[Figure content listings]

-----

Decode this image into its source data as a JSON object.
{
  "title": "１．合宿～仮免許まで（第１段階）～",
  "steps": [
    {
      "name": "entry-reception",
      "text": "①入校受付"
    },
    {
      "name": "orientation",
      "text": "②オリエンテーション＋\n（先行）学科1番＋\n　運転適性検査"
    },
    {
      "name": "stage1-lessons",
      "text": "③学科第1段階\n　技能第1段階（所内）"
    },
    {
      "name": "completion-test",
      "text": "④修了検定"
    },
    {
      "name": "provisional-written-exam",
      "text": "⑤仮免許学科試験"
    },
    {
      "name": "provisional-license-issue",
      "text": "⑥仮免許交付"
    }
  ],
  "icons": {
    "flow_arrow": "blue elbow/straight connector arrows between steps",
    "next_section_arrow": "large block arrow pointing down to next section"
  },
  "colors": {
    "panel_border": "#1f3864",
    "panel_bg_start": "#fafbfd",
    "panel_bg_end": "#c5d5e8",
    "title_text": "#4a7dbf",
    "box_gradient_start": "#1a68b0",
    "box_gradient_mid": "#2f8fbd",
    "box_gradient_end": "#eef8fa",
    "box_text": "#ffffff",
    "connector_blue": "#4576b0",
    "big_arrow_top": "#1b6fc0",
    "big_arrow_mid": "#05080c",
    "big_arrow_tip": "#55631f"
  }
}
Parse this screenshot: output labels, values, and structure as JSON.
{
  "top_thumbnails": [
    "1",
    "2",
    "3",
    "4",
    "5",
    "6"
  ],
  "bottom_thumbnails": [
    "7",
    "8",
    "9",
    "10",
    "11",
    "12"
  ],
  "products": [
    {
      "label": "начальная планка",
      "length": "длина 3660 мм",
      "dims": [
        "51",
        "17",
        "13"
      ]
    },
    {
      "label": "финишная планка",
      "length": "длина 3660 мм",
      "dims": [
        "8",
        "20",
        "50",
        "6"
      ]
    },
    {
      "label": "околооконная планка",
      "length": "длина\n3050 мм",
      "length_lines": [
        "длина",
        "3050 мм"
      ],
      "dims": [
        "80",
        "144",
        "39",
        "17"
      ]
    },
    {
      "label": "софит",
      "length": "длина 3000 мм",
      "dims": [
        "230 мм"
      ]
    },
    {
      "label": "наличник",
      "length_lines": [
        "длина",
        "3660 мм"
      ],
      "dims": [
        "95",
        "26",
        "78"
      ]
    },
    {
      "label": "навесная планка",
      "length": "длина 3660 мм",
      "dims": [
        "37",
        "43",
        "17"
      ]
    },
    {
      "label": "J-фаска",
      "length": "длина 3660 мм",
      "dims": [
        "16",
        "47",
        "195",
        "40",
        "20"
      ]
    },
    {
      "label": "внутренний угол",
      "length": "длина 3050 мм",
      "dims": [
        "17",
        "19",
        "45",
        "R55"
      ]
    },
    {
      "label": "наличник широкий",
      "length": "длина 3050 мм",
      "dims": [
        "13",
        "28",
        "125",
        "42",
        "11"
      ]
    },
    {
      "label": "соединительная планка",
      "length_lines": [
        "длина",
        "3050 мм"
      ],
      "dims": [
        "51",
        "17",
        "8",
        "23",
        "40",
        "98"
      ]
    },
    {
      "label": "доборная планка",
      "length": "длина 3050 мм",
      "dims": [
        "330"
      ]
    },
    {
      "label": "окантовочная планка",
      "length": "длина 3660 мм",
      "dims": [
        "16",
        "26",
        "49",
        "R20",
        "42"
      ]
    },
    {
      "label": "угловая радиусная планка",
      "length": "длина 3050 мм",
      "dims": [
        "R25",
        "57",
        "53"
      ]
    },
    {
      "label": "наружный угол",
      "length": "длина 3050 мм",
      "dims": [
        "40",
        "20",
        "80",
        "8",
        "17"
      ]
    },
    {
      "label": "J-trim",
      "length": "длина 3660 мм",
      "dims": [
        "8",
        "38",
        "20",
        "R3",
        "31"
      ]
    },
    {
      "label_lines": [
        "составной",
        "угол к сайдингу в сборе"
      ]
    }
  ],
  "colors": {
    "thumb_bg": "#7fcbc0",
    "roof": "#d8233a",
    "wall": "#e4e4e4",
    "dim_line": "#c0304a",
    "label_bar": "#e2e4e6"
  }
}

-----

=== Aim of the task ===
From the listing above, extract all records word for word.

=== Solution ===
Decode this image into its source data as a JSON object.
{
  "title": "１．合宿～仮免許まで（第１段階）～",
  "steps": [
    {
      "name": "entry-reception",
      "text": "①入校受付"
    },
    {
      "name": "orientation",
      "text": "②オリエンテーション＋\n（先行）学科1番＋\n　運転適性検査"
    },
    {
      "name": "stage1-lessons",
      "text": "③学科第1段階\n　技能第1段階（所内）"
    },
    {
      "name": "completion-test",
      "text": "④修了検定"
    },
    {
      "name": "provisional-written-exam",
      "text": "⑤仮免許学科試験"
    },
    {
      "name": "provisional-license-issue",
      "text": "⑥仮免許交付"
    }
  ],
  "icons": {
    "flow_arrow": "blue elbow/straight connector arrows between steps",
    "next_section_arrow": "large block arrow pointing down to next section"
  },
  "colors": {
    "panel_border": "#1f3864",
    "panel_bg_start": "#fafbfd",
    "panel_bg_end": "#c5d5e8",
    "title_text": "#4a7dbf",
    "box_gradient_start": "#1a68b0",
    "box_gradient_mid": "#2f8fbd",
    "box_gradient_end": "#eef8fa",
    "box_text": "#ffffff",
    "connector_blue": "#4576b0",
    "big_arrow_top": "#1b6fc0",
    "big_arrow_mid": "#05080c",
    "big_arrow_tip": "#55631f"
  }
}
Parse this screenshot: output labels, values, and structure as JSON.
{
  "top_thumbnails": [
    "1",
    "2",
    "3",
    "4",
    "5",
    "6"
  ],
  "bottom_thumbnails": [
    "7",
    "8",
    "9",
    "10",
    "11",
    "12"
  ],
  "products": [
    {
      "label": "начальная планка",
      "length": "длина 3660 мм",
      "dims": [
        "51",
        "17",
        "13"
      ]
    },
    {
      "label": "финишная планка",
      "length": "длина 3660 мм",
      "dims": [
        "8",
        "20",
        "50",
        "6"
      ]
    },
    {
      "label": "околооконная планка",
      "length": "длина\n3050 мм",
      "length_lines": [
        "длина",
        "3050 мм"
      ],
      "dims": [
        "80",
        "144",
        "39",
        "17"
      ]
    },
    {
      "label": "софит",
      "length": "длина 3000 мм",
      "dims": [
        "230 мм"
      ]
    },
    {
      "label": "наличник",
      "length_lines": [
        "длина",
        "3660 мм"
      ],
      "dims": [
        "95",
        "26",
        "78"
      ]
    },
    {
      "label": "навесная планка",
      "length": "длина 3660 мм",
      "dims": [
        "37",
        "43",
        "17"
      ]
    },
    {
      "label": "J-фаска",
      "length": "длина 3660 мм",
      "dims": [
        "16",
        "47",
        "195",
        "40",
        "20"
      ]
    },
    {
      "label": "внутренний угол",
      "length": "длина 3050 мм",
      "dims": [
        "17",
        "19",
        "45",
        "R55"
      ]
    },
    {
      "label": "наличник широкий",
      "length": "длина 3050 мм",
      "dims": [
        "13",
        "28",
        "125",
        "42",
        "11"
      ]
    },
    {
      "label": "соединительная планка",
      "length_lines": [
        "длина",
        "3050 мм"
      ],
      "dims": [
        "51",
        "17",
        "8",
        "23",
        "40",
        "98"
      ]
    },
    {
      "label": "доборная планка",
      "length": "длина 3050 мм",
      "dims": [
        "330"
      ]
    },
    {
      "label": "окантовочная планка",
      "length": "длина 3660 мм",
      "dims": [
        "16",
        "26",
        "49",
        "R20",
        "42"
      ]
    },
    {
      "label": "угловая радиусная планка",
      "length": "длина 3050 мм",
      "dims": [
        "R25",
        "57",
        "53"
      ]
    },
    {
      "label": "наружный угол",
      "length": "длина 3050 мм",
      "dims": [
        "40",
        "20",
        "80",
        "8",
        "17"
      ]
    },
    {
      "label": "J-trim",
      "length": "длина 3660 мм",
      "dims": [
        "8",
        "38",
        "20",
        "R3",
        "31"
      ]
    },
    {
      "label_lines": [
        "составной",
        "угол к сайдингу в сборе"
      ]
    }
  ],
  "colors": {
    "thumb_bg": "#7fcbc0",
    "roof": "#d8233a",
    "wall": "#e4e4e4",
    "dim_line": "#c0304a",
    "label_bar": "#e2e4e6"
  }
}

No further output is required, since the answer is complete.